**AIM**
Leave out any pictures and transcribe all other data below exactly.

**Stored records**
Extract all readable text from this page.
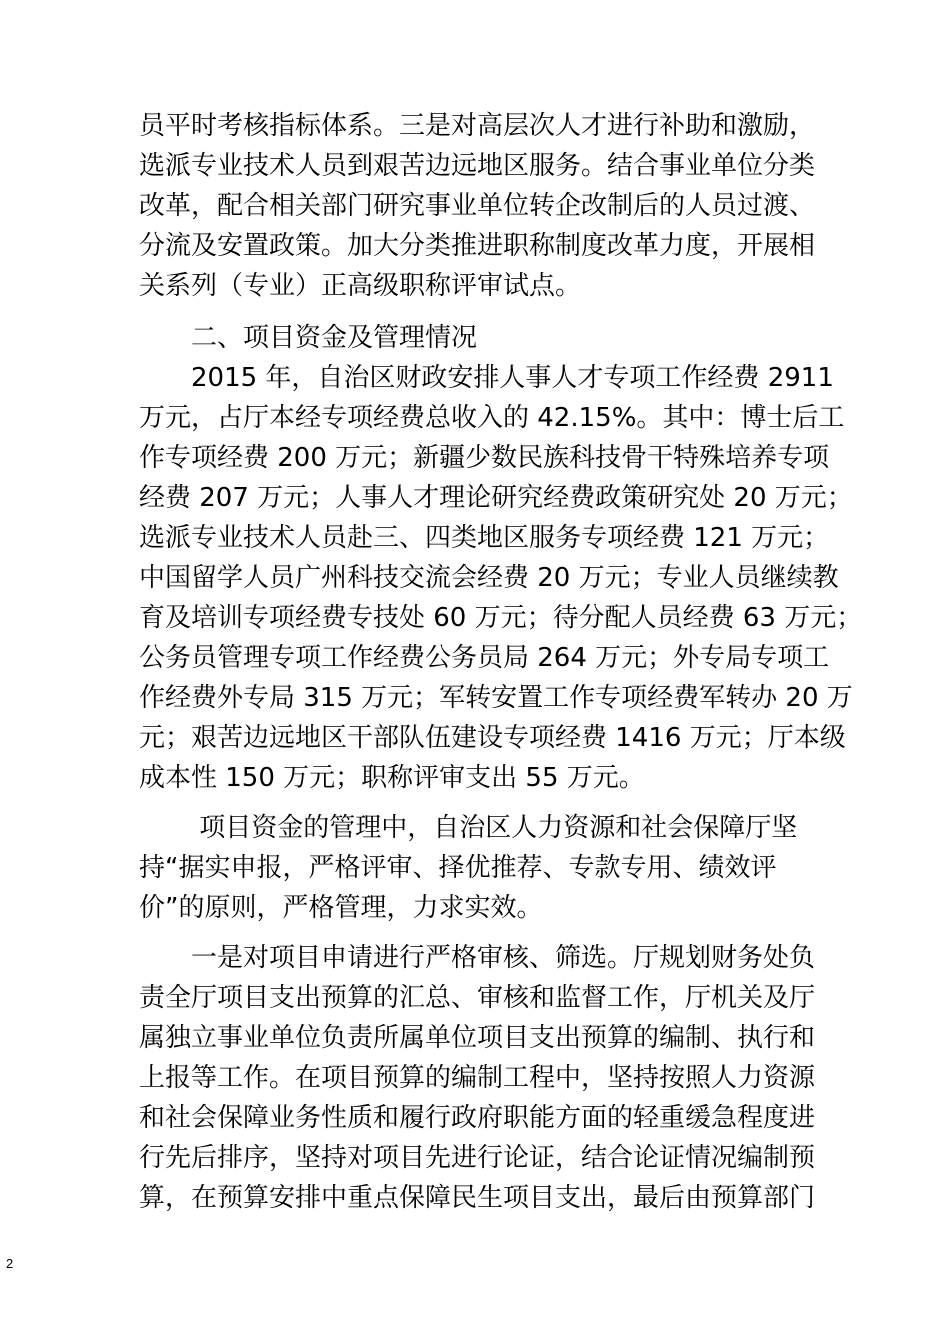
员平时考核指标体系。三是对高层次人才进行补助和激励，
选派专业技术人员到艰苦边远地区服务。结合事业单位分类
改革，配合相关部门研究事业单位转企改制后的人员过渡、
分流及安置政策。加大分类推进职称制度改革力度，开展相
关系列（专业）正高级职称评审试点。
　　二、项目资金及管理情况
　　2015 年，自治区财政安排人事人才专项工作经费 2911
万元，占厅本经专项经费总收入的 42.15%。其中：博士后工
作专项经费 200 万元；新疆少数民族科技骨干特殊培养专项
经费 207 万元；人事人才理论研究经费政策研究处 20 万元；
选派专业技术人员赴三、四类地区服务专项经费 121 万元；
中国留学人员广州科技交流会经费 20 万元；专业人员继续教
育及培训专项经费专技处 60 万元；待分配人员经费 63 万元；
公务员管理专项工作经费公务员局 264 万元；外专局专项工
作经费外专局 315 万元；军转安置工作专项经费军转办 20 万
元；艰苦边远地区干部队伍建设专项经费 1416 万元；厅本级
成本性 150 万元；职称评审支出 55 万元。
　　 项目资金的管理中，自治区人力资源和社会保障厅坚
持“据实申报，严格评审、择优推荐、专款专用、绩效评
价”的原则，严格管理，力求实效。
　　一是对项目申请进行严格审核、筛选。厅规划财务处负
责全厅项目支出预算的汇总、审核和监督工作，厅机关及厅
属独立事业单位负责所属单位项目支出预算的编制、执行和
上报等工作。在项目预算的编制工程中，坚持按照人力资源
和社会保障业务性质和履行政府职能方面的轻重缓急程度进
行先后排序，坚持对项目先进行论证，结合论证情况编制预
算，在预算安排中重点保障民生项目支出，最后由预算部门
2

**SOLUTION**
Extract all readable text from this page.
员平时考核指标体系。三是对高层次人才进行补助和激励，
选派专业技术人员到艰苦边远地区服务。结合事业单位分类
改革，配合相关部门研究事业单位转企改制后的人员过渡、
分流及安置政策。加大分类推进职称制度改革力度，开展相
关系列（专业）正高级职称评审试点。
　　二、项目资金及管理情况
　　2015 年，自治区财政安排人事人才专项工作经费 2911
万元，占厅本经专项经费总收入的 42.15%。其中：博士后工
作专项经费 200 万元；新疆少数民族科技骨干特殊培养专项
经费 207 万元；人事人才理论研究经费政策研究处 20 万元；
选派专业技术人员赴三、四类地区服务专项经费 121 万元；
中国留学人员广州科技交流会经费 20 万元；专业人员继续教
育及培训专项经费专技处 60 万元；待分配人员经费 63 万元；
公务员管理专项工作经费公务员局 264 万元；外专局专项工
作经费外专局 315 万元；军转安置工作专项经费军转办 20 万
元；艰苦边远地区干部队伍建设专项经费 1416 万元；厅本级
成本性 150 万元；职称评审支出 55 万元。
　　 项目资金的管理中，自治区人力资源和社会保障厅坚
持“据实申报，严格评审、择优推荐、专款专用、绩效评
价”的原则，严格管理，力求实效。
　　一是对项目申请进行严格审核、筛选。厅规划财务处负
责全厅项目支出预算的汇总、审核和监督工作，厅机关及厅
属独立事业单位负责所属单位项目支出预算的编制、执行和
上报等工作。在项目预算的编制工程中，坚持按照人力资源
和社会保障业务性质和履行政府职能方面的轻重缓急程度进
行先后排序，坚持对项目先进行论证，结合论证情况编制预
算，在预算安排中重点保障民生项目支出，最后由预算部门
2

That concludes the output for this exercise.